> **GOAL 1**
Write out the passage from the cash flow and capital expansion excerpt between "Cash Flows from" and "as discussed above.", inclusive.
> **GOAL 2**
Using the cash flow and capital expansion excerpt, answer each question on its own line:
(a) What total of restricted cash was released during the three months ended January 31, 2006?
(b) What amount of gross utility construction expenditures is budgeted for fiscal year 2007?
(c) What was net cash provided by financing activities for the three months ended January 31, 2007?
> **GOAL 3**
Continue the cash flow and capital expansion excerpt from the point where it ends.

During the three months ended January 31, 2006, the restrictions on cash totaling $13.1 million were removed in connection with implementing the NCUC order in a general rate proceeding. As ordered by the NCUC, such cash had been held in an expansion fund to extend natural gas service to unserved areas of the state.
We have a substantial capital expansion program for construction of distribution facilities, purchase of equipment and other general improvements. This program primarily supports the growth in our customer base. Gross utility construction expenditures totaling $144.8 million, primarily to serve customer growth, are budgeted for fiscal year 2007; however, we are not contractually obligated to expend capital until work is completed. Due to projected growth in our service areas, significant utility construction expenditures are expected to continue and are a part of our long-range forecasts that are prepared at least annually and typically cover a forecast period of five years.
Cash Flows from Financing Activities. Net cash provided by financing activities was $17.2 million and $171.6 million for the three months ended January 31, 2007 and 2006, respectively. Funds are primarily provided from bank borrowings and the issuance of common stock through dividend reinvestment and employee stock plans, net of purchases under the common stock repurchase program. When required, we sell common stock and long-term debt to cover cash requirements when market and other conditions favor such long-term financing. As of January 31, 2007, our current assets were $616.4 million and our current liabilities were $517 million, primarily due to seasonal requirements as discussed above.

> **INFORMATION SUPPLIED**

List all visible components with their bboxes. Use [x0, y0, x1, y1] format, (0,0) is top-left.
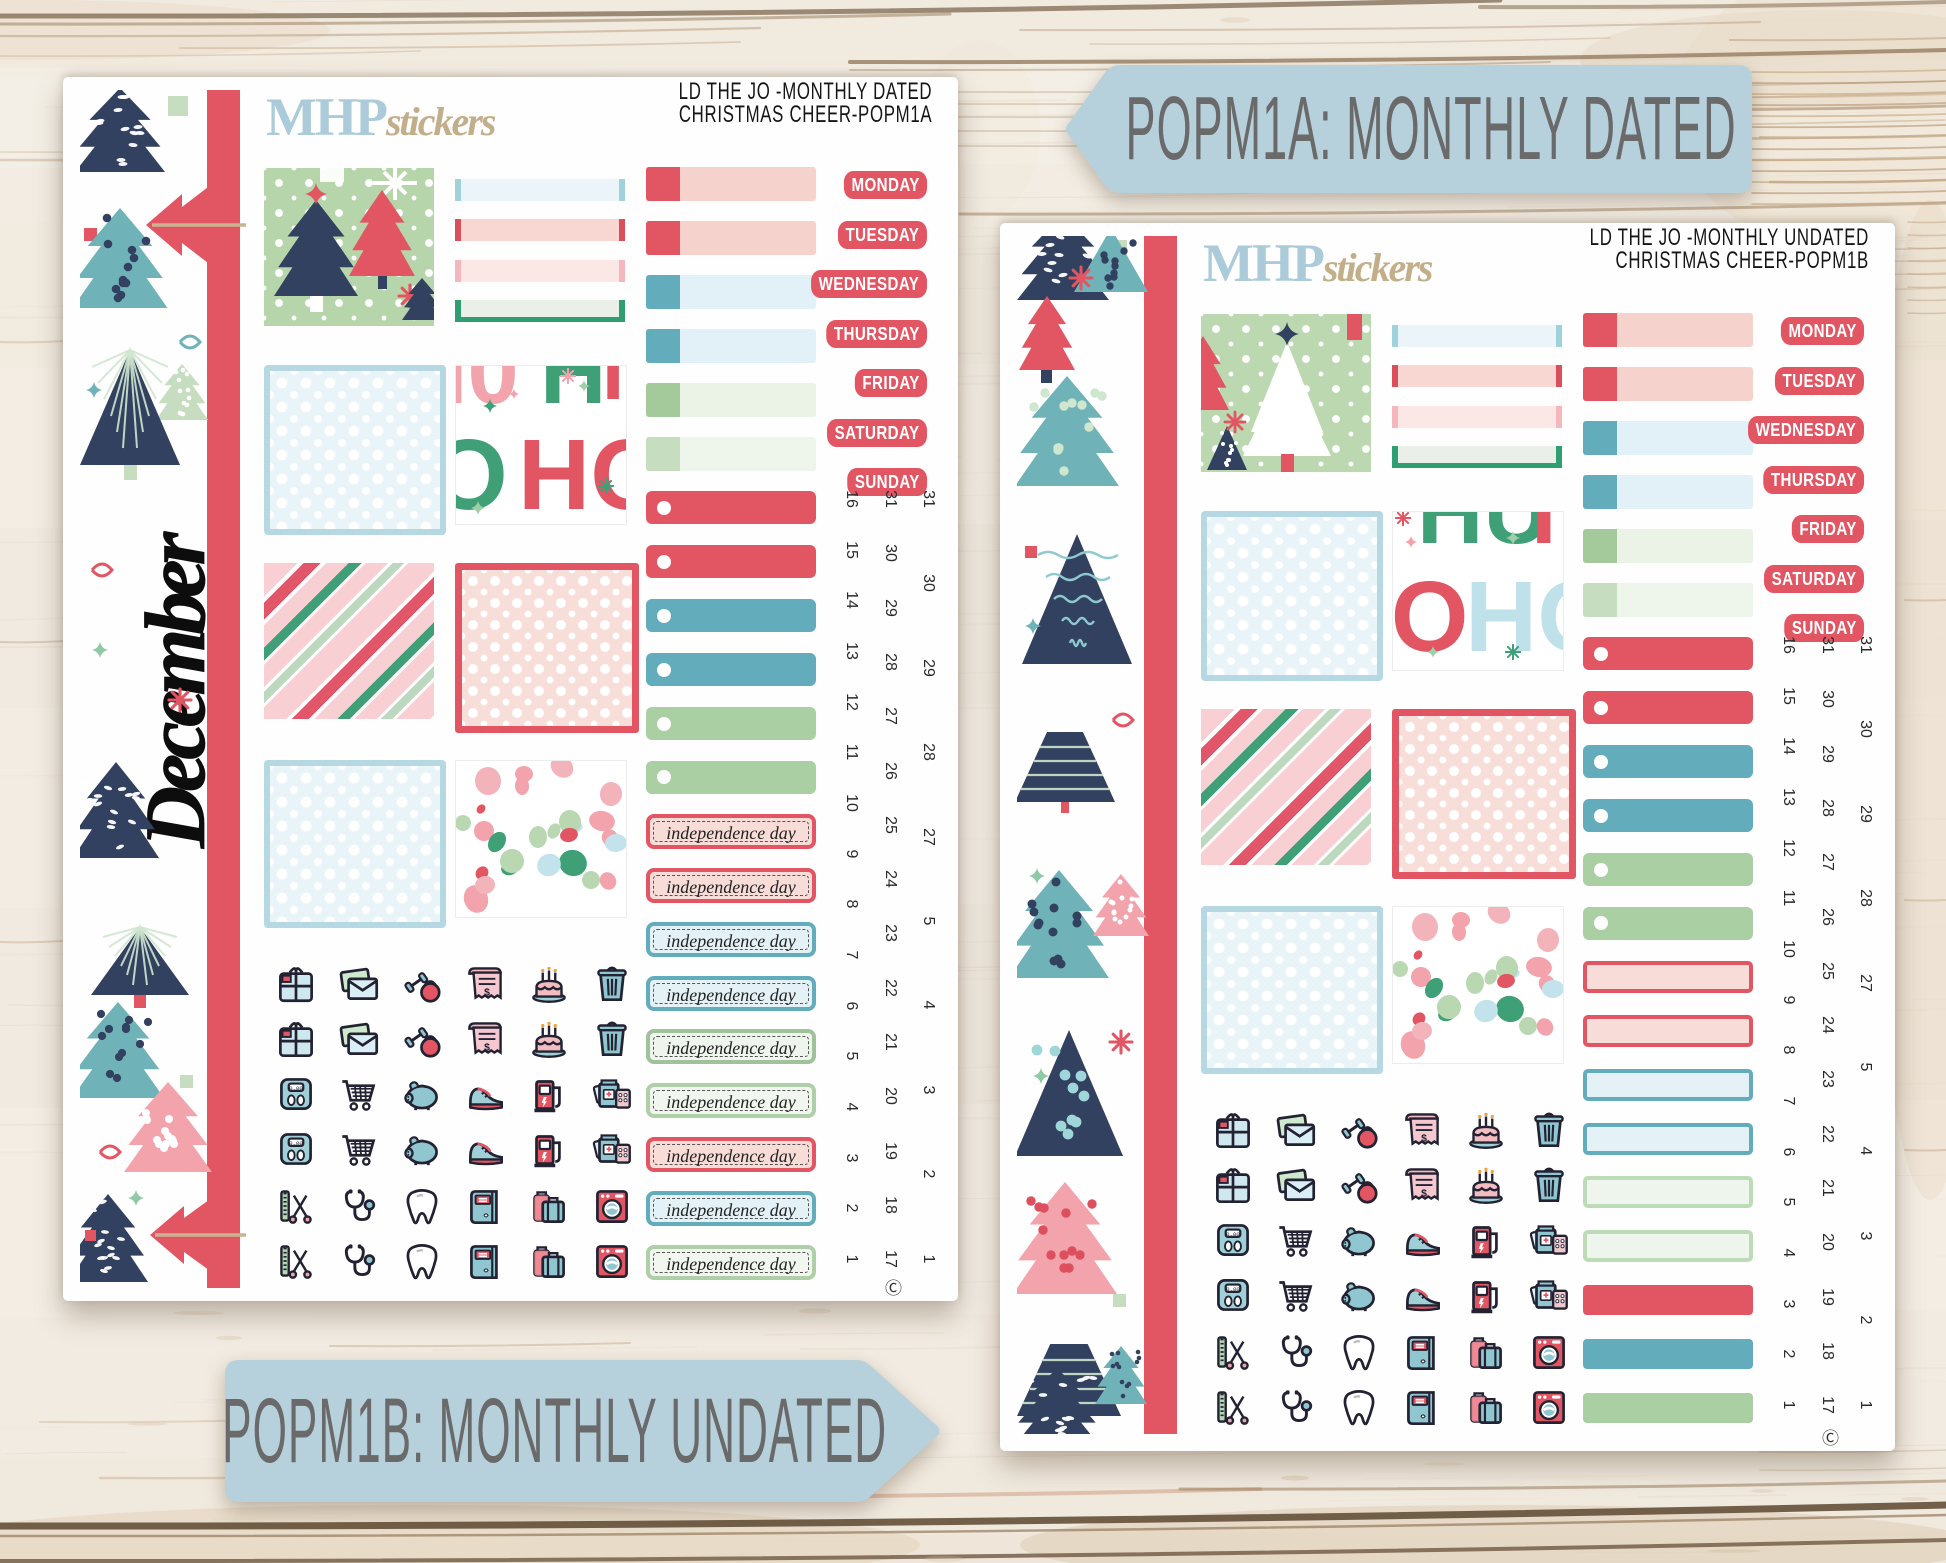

> **EXERCISE ANSWER 1**
Cash Flows from Financing Activities. Net cash provided by financing activities was $17.2 million and $171.6 million for the three months ended January 31, 2007 and 2006, respectively. Funds are primarily provided from bank borrowings and the issuance of common stock through dividend reinvestment and employee stock plans, net of purchases under the common stock repurchase program. When required, we sell common stock and long-term debt to cover cash requirements when market and other conditions favor such long-term financing. As of January 31, 2007, our current assets were $616.4 million and our current liabilities were $517 million, primarily due to seasonal requirements as discussed above.

> **EXERCISE ANSWER 2**
(a) $13.1 million
(b) $144.8 million
(c) $17.2 million

> **EXERCISE ANSWER 3**
As of January 31, 2007, we had committed lines of credit under our senior credit facility effective April 24, 2006, of $350 million with the ability to expand up to $600 million, for which we pay an annual fee of $35,000 plus six basis points for any unused amount up to $350 million. Outstanding short-term borrowings increased from $170 million as of October 31, 2006, to $232.5 million as of January 31, 2007, primarily due to the purchase of shares under the ASR program, payments in January 2007 for interest on long-term debt and property taxes and payments to suppliers for the winter heating season. During the three months ended January 31, 2007, short-term borrowings ranged from $139.5 million to $280.5 million, and when borrowing, interest rates ranged from 5.57% to 5.6% (weighted average of 5.58%).
As of January 31, 2007, under our credit facility, we had available letters of credit of $5 million of which $1.4 million was issued and outstanding. The letters of credit are used to guarantee claims from self-insurance under our general liability policies. As of January 31, 2007, unused lines of credit available under our senior credit facility, including the issuance of the letters of credit, totaled $116.1 million.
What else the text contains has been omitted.